* 文本段落 *
________________________

这么多年来,一直惦记着彭拜老先生,总想着去看一下他老人家。特别是近两年来,一边用心地收集着他的作品版本,一边和几位师友们合计着,按照合肥民俗,等明年先生100岁时,好好做点活动为他老人家祝寿。谁能料到,7月5日,忽然传来老人家撒手远行的噩耗。
最早知道彭拜先生,是因为他的名字比较特别,父亲和朋友们说起时,一下子就记住了。
真正接触他的作品,是1976年以后,印象最深的是他的中篇小说《李马渡康王》。记得广播电台的“小说连播”节目播过,影响很大,和他的另一部中篇小说《三人行》一样,曾被选入多种选本。
那个时候,人们普遍喜欢那些能够引起他们共鸣的文艺作品,刘兰芳的评书《岳飞传》和彭拜先生的《李马渡康王》,应该都是这样的作品。人们在阅读或者收听这些作品时,内心积郁的情绪能够得到宣泄,从而能够放松下来,投入新的生活。
后来,我在书店里看到他的作品集《潮州梦》,里面有《李马渡康王》,便买了回来,这是我收藏的彭拜先生的第一本书。
渐渐地,我从报刊上读过彭拜先生一些作品,尤其是影响颇大的《婚后之恋》,对于彭拜先生的坎坷经历和家庭遭遇有了更多一些了解,感动于他与夫人的患难真情。《婚后之恋》1990年在《随笔》杂志发表后,很多报刊都予以转载。后来他又出版了同名散文集,我自然是毫不犹豫买下了。
1999年,我和父亲的老同事张远帆阿姨联系上后,知道她与彭拜先生是多年的老朋友,时常走动。张阿姨见我对彭拜先生送给她的私印本《回音壁》很感兴趣,便说“我帮你要一本”。不久,我就得到了彭拜先生签赠的《回音壁》。彭拜先生在书的扉页上写着:政屏先生哂正彭拜99年6月,同时还加盖了印章,让我很是惶恐。
2001年底,彭拜先生又私人印制了《瓜瓜豆豆:1979-1999报章散篇》,他在给张远帆阿姨送书的时候,特意签赠一本给我。“政屏先生:幸福永远与您同在!彭拜01.11月”这样的题词对于正处于艰难时期的我来说,是一种关爱和力量。二十年来,这份温暖我一直记在心中。
2013年8月,我的《享受合肥方言》出版。有一天,我突然接到一个电话,对方声音很大地说:“我是彭拜。”我很激动,赶忙问好。彭拜先生说他看了我的《享受合肥方言》,感觉很好。我说您要看这本书我给您送过去啊,他说不要,他自己买。又说我父亲刘定九写了那么多的戏剧作品、做了那么多的事情,儿子现在又写了《享受合肥方言》,称赞我们父子两代为安徽的文化事业都做出了贡献。我自然诚惶诚恐,连声致谢。当我提出要去看望他时,他说不用了,老了不好看了,还是不见面了吧。彭拜先生的话,让我感觉心里有些不是滋味,但还是表示尊重他的意见。

________________________

* 数据摘录 *
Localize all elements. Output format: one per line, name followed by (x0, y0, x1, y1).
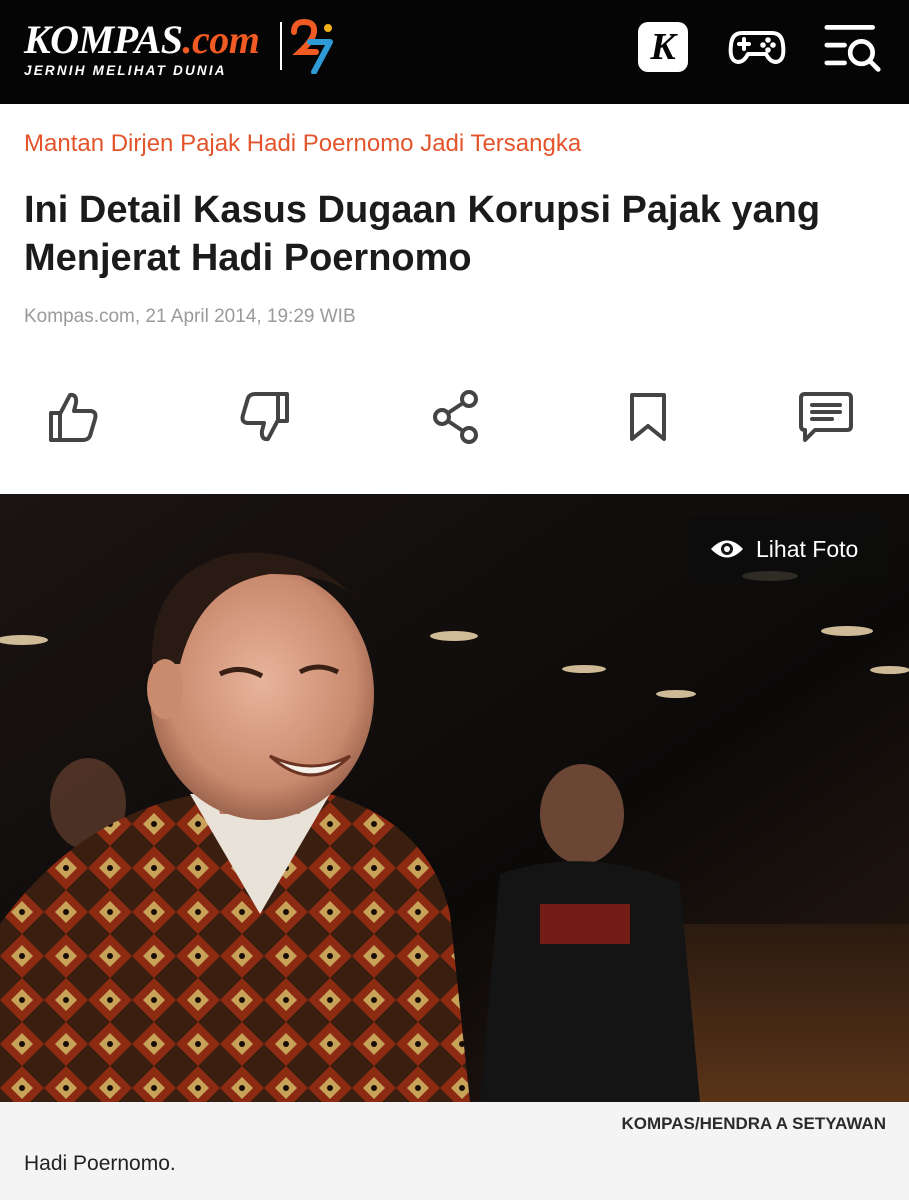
logo-tagline: JERNIH MELIHAT DUNIA (24, 63, 227, 78)
logo-wordmark: KOMPAS.com (24, 17, 260, 62)
eye-icon (711, 540, 743, 558)
photo-caption: Hadi Poernomo. (24, 1152, 176, 1175)
gamepad-icon (728, 31, 786, 64)
logo-tld: .com (182, 17, 260, 62)
games-button[interactable] (728, 20, 786, 74)
share-icon (433, 390, 478, 444)
bookmark-button[interactable] (619, 388, 677, 446)
comment-icon (799, 392, 853, 442)
article-kicker-link[interactable]: Mantan Dirjen Pajak Hadi Poernomo Jadi T… (24, 130, 581, 158)
comment-button[interactable] (797, 388, 855, 446)
kompas-k-button[interactable]: K (634, 20, 692, 74)
share-button[interactable] (426, 388, 484, 446)
top-bar: KOMPAS.com JERNIH MELIHAT DUNIA K (0, 0, 909, 104)
logo-brand-name: KOMPAS (24, 17, 183, 62)
dislike-button[interactable] (236, 388, 294, 446)
dislike-icon (240, 392, 289, 442)
like-button[interactable] (44, 388, 102, 446)
article-byline: Kompas.com, 21 April 2014, 19:29 WIB (24, 306, 356, 327)
anniversary-logo-icon (291, 18, 333, 74)
photo-image (0, 494, 909, 1102)
article-photo[interactable] (0, 494, 909, 1102)
logo-divider (280, 22, 282, 70)
kompas-logo[interactable]: KOMPAS.com JERNIH MELIHAT DUNIA (24, 17, 260, 79)
view-photo-label: Lihat Foto (756, 535, 859, 562)
photo-caption-area: KOMPAS/HENDRA A SETYAWAN Hadi Poernomo. (0, 1102, 909, 1200)
menu-search-icon (824, 25, 881, 72)
article-title: Ini Detail Kasus Dugaan Korupsi Pajak ya… (24, 189, 821, 279)
bookmark-icon (630, 393, 666, 441)
view-photo-button[interactable]: Lihat Foto (688, 517, 887, 581)
kompas-k-icon: K (638, 22, 688, 72)
menu-search-button[interactable] (824, 20, 882, 74)
like-icon (49, 392, 98, 442)
photo-credit: KOMPAS/HENDRA A SETYAWAN (621, 1114, 886, 1133)
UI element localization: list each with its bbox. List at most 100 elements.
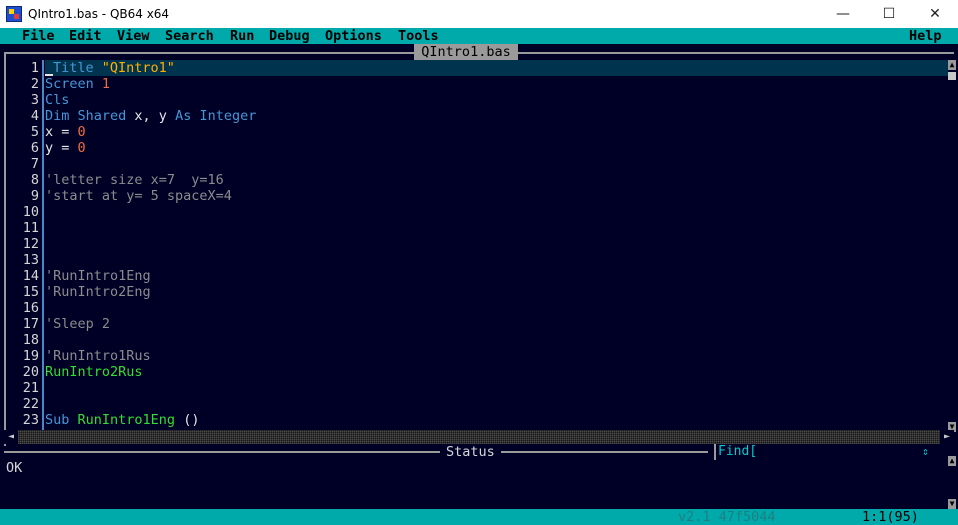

________________________

* 待解问题 *
**1.** 请从回忆彭拜先生的文章中摘录一段原文,从含有“这么多年来,一直惦记着彭拜老”的那句话开始,到“还加盖了印章,让我很是惶恐。”之后结束。
**2.** 在回忆彭拜先生的文章中,作者提出要去看望彭拜先生时,他为什么说不用了?请用一到三句话作答。

* 本题答案 *
**1.**
这么多年来,一直惦记着彭拜老先生,总想着去看一下他老人家。特别是近两年来,一边用心地收集着他的作品版本,一边和几位师友们合计着,按照合肥民俗,等明年先生100岁时,好好做点活动为他老人家祝寿。谁能料到,7月5日,忽然传来老人家撒手远行的噩耗。
最早知道彭拜先生,是因为他的名字比较特别,父亲和朋友们说起时,一下子就记住了。
真正接触他的作品,是1976年以后,印象最深的是他的中篇小说《李马渡康王》。记得广播电台的“小说连播”节目播过,影响很大,和他的另一部中篇小说《三人行》一样,曾被选入多种选本。
那个时候,人们普遍喜欢那些能够引起他们共鸣的文艺作品,刘兰芳的评书《岳飞传》和彭拜先生的《李马渡康王》,应该都是这样的作品。人们在阅读或者收听这些作品时,内心积郁的情绪能够得到宣泄,从而能够放松下来,投入新的生活。
后来,我在书店里看到他的作品集《潮州梦》,里面有《李马渡康王》,便买了回来,这是我收藏的彭拜先生的第一本书。
渐渐地,我从报刊上读过彭拜先生一些作品,尤其是影响颇大的《婚后之恋》,对于彭拜先生的坎坷经历和家庭遭遇有了更多一些了解,感动于他与夫人的患难真情。《婚后之恋》1990年在《随笔》杂志发表后,很多报刊都予以转载。后来他又出版了同名散文集,我自然是毫不犹豫买下了。
1999年,我和父亲的老同事张远帆阿姨联系上后,知道她与彭拜先生是多年的老朋友,时常走动。张阿姨见我对彭拜先生送给她的私印本《回音壁》很感兴趣,便说“我帮你要一本”。不久,我就得到了彭拜先生签赠的《回音壁》。彭拜先生在书的扉页上写着:政屏先生哂正彭拜99年6月,同时还加盖了印章,让我很是惶恐。

**2.** 彭拜先生说自己老了,样子不好看了,所以还是不见面为好。